Saved entries:

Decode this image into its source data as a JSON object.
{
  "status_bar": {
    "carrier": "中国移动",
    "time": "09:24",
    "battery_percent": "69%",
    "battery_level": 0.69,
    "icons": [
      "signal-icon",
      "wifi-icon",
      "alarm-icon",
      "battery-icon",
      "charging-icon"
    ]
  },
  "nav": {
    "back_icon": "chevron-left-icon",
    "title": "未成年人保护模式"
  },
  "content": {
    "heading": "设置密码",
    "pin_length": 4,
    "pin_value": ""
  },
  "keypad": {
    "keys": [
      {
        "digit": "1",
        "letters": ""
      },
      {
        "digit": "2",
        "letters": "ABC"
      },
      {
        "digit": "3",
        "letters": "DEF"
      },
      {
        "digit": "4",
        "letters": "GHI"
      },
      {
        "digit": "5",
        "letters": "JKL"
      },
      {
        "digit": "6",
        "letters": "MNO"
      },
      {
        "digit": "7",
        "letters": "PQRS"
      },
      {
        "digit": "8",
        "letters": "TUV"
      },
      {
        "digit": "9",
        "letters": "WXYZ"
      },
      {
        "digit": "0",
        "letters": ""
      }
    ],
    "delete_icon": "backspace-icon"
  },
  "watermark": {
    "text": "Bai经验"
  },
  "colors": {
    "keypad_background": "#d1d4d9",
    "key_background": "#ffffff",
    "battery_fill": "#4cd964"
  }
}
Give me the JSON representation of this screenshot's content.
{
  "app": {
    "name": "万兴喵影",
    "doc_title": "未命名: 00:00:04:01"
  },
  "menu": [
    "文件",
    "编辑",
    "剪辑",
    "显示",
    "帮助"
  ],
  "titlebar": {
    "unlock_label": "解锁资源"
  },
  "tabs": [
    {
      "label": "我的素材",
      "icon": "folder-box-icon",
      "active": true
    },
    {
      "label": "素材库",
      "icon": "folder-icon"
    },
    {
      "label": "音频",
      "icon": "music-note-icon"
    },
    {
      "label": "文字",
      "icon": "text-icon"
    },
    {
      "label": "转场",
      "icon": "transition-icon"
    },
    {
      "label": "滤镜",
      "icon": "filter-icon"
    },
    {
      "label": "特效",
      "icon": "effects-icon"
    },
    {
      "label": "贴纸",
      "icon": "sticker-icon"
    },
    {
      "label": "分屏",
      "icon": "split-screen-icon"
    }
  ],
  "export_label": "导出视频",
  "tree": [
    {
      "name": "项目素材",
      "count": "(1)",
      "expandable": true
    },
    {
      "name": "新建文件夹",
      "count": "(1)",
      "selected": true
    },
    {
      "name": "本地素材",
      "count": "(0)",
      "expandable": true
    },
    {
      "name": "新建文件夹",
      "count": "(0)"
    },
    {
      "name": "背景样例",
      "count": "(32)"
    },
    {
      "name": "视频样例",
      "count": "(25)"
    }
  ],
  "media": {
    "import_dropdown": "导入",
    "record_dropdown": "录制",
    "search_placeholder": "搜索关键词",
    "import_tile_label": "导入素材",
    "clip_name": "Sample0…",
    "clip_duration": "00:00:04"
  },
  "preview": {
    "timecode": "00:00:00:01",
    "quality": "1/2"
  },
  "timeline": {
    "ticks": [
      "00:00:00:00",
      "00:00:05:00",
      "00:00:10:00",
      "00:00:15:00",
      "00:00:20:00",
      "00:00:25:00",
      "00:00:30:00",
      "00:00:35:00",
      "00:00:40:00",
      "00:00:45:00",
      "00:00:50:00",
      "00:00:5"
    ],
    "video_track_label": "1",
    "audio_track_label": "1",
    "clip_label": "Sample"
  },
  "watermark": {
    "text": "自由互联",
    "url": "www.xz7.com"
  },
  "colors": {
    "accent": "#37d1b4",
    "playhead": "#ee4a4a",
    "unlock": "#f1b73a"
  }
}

Exercise prompt: Please output every record, keeping each line exact.

Solution below:
Decode this image into its source data as a JSON object.
{
  "status_bar": {
    "carrier": "中国移动",
    "time": "09:24",
    "battery_percent": "69%",
    "battery_level": 0.69,
    "icons": [
      "signal-icon",
      "wifi-icon",
      "alarm-icon",
      "battery-icon",
      "charging-icon"
    ]
  },
  "nav": {
    "back_icon": "chevron-left-icon",
    "title": "未成年人保护模式"
  },
  "content": {
    "heading": "设置密码",
    "pin_length": 4,
    "pin_value": ""
  },
  "keypad": {
    "keys": [
      {
        "digit": "1",
        "letters": ""
      },
      {
        "digit": "2",
        "letters": "ABC"
      },
      {
        "digit": "3",
        "letters": "DEF"
      },
      {
        "digit": "4",
        "letters": "GHI"
      },
      {
        "digit": "5",
        "letters": "JKL"
      },
      {
        "digit": "6",
        "letters": "MNO"
      },
      {
        "digit": "7",
        "letters": "PQRS"
      },
      {
        "digit": "8",
        "letters": "TUV"
      },
      {
        "digit": "9",
        "letters": "WXYZ"
      },
      {
        "digit": "0",
        "letters": ""
      }
    ],
    "delete_icon": "backspace-icon"
  },
  "watermark": {
    "text": "Bai经验"
  },
  "colors": {
    "keypad_background": "#d1d4d9",
    "key_background": "#ffffff",
    "battery_fill": "#4cd964"
  }
}
Give me the JSON representation of this screenshot's content.
{
  "app": {
    "name": "万兴喵影",
    "doc_title": "未命名: 00:00:04:01"
  },
  "menu": [
    "文件",
    "编辑",
    "剪辑",
    "显示",
    "帮助"
  ],
  "titlebar": {
    "unlock_label": "解锁资源"
  },
  "tabs": [
    {
      "label": "我的素材",
      "icon": "folder-box-icon",
      "active": true
    },
    {
      "label": "素材库",
      "icon": "folder-icon"
    },
    {
      "label": "音频",
      "icon": "music-note-icon"
    },
    {
      "label": "文字",
      "icon": "text-icon"
    },
    {
      "label": "转场",
      "icon": "transition-icon"
    },
    {
      "label": "滤镜",
      "icon": "filter-icon"
    },
    {
      "label": "特效",
      "icon": "effects-icon"
    },
    {
      "label": "贴纸",
      "icon": "sticker-icon"
    },
    {
      "label": "分屏",
      "icon": "split-screen-icon"
    }
  ],
  "export_label": "导出视频",
  "tree": [
    {
      "name": "项目素材",
      "count": "(1)",
      "expandable": true
    },
    {
      "name": "新建文件夹",
      "count": "(1)",
      "selected": true
    },
    {
      "name": "本地素材",
      "count": "(0)",
      "expandable": true
    },
    {
      "name": "新建文件夹",
      "count": "(0)"
    },
    {
      "name": "背景样例",
      "count": "(32)"
    },
    {
      "name": "视频样例",
      "count": "(25)"
    }
  ],
  "media": {
    "import_dropdown": "导入",
    "record_dropdown": "录制",
    "search_placeholder": "搜索关键词",
    "import_tile_label": "导入素材",
    "clip_name": "Sample0…",
    "clip_duration": "00:00:04"
  },
  "preview": {
    "timecode": "00:00:00:01",
    "quality": "1/2"
  },
  "timeline": {
    "ticks": [
      "00:00:00:00",
      "00:00:05:00",
      "00:00:10:00",
      "00:00:15:00",
      "00:00:20:00",
      "00:00:25:00",
      "00:00:30:00",
      "00:00:35:00",
      "00:00:40:00",
      "00:00:45:00",
      "00:00:50:00",
      "00:00:5"
    ],
    "video_track_label": "1",
    "audio_track_label": "1",
    "clip_label": "Sample"
  },
  "watermark": {
    "text": "自由互联",
    "url": "www.xz7.com"
  },
  "colors": {
    "accent": "#37d1b4",
    "playhead": "#ee4a4a",
    "unlock": "#f1b73a"
  }
}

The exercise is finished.